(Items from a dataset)
● ● ● ● ● ● ●
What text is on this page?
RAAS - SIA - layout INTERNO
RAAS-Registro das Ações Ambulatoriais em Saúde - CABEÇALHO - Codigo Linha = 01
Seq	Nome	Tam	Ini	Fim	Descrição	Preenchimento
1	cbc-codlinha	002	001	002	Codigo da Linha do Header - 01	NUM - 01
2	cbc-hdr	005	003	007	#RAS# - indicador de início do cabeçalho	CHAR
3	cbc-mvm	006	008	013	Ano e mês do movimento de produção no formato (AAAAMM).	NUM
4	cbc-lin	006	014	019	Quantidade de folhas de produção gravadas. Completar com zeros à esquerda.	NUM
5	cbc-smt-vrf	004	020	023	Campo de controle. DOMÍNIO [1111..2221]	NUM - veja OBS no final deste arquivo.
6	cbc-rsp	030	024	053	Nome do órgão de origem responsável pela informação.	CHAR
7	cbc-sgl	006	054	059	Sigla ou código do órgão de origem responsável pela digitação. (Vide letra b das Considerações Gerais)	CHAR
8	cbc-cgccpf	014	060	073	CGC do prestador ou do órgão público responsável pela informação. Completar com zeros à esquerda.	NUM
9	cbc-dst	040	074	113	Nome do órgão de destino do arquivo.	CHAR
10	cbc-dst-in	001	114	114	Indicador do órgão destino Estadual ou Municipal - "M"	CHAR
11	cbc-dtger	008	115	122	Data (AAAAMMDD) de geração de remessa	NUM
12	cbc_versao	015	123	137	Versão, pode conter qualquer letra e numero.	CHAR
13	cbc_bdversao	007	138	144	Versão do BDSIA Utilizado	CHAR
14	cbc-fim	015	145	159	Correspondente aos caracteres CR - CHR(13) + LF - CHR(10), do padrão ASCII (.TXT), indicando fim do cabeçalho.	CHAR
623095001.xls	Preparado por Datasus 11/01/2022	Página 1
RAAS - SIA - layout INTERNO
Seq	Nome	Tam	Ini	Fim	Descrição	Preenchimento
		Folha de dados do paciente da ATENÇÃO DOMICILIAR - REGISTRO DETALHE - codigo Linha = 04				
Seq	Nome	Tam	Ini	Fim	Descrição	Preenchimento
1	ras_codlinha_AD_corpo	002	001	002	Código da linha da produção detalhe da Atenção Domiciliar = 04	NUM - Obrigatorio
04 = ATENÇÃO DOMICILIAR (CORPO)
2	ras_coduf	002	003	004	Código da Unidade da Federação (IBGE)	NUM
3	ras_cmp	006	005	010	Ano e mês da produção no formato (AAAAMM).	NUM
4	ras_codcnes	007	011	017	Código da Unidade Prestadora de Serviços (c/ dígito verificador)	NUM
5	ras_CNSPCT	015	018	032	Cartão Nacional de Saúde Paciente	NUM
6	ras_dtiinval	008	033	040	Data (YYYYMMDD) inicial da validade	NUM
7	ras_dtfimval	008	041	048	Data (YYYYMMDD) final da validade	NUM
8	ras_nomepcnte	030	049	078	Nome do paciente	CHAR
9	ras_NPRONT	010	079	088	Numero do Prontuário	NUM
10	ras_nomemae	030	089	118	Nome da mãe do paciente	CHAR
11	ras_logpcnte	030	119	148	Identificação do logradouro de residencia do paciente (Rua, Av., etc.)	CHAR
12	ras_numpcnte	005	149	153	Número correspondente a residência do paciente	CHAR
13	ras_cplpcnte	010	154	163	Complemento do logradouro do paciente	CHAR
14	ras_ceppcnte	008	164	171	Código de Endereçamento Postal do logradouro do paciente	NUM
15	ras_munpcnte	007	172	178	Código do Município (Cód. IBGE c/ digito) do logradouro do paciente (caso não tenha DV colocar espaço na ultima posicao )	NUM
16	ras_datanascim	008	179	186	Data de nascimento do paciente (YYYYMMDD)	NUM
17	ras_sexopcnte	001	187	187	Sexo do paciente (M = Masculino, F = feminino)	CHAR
● ● ● ● ● ● ●
Scan the lines above for "Nome", then copy every one that has it.

## FULL OUTPUT
Seq	Nome	Tam	Ini	Fim	Descrição	Preenchimento
6	cbc-rsp	030	024	053	Nome do órgão de origem responsável pela informação.	CHAR
9	cbc-dst	040	074	113	Nome do órgão de destino do arquivo.	CHAR
Seq	Nome	Tam	Ini	Fim	Descrição	Preenchimento
Seq	Nome	Tam	Ini	Fim	Descrição	Preenchimento
8	ras_nomepcnte	030	049	078	Nome do paciente	CHAR
10	ras_nomemae	030	089	118	Nome da mãe do paciente	CHAR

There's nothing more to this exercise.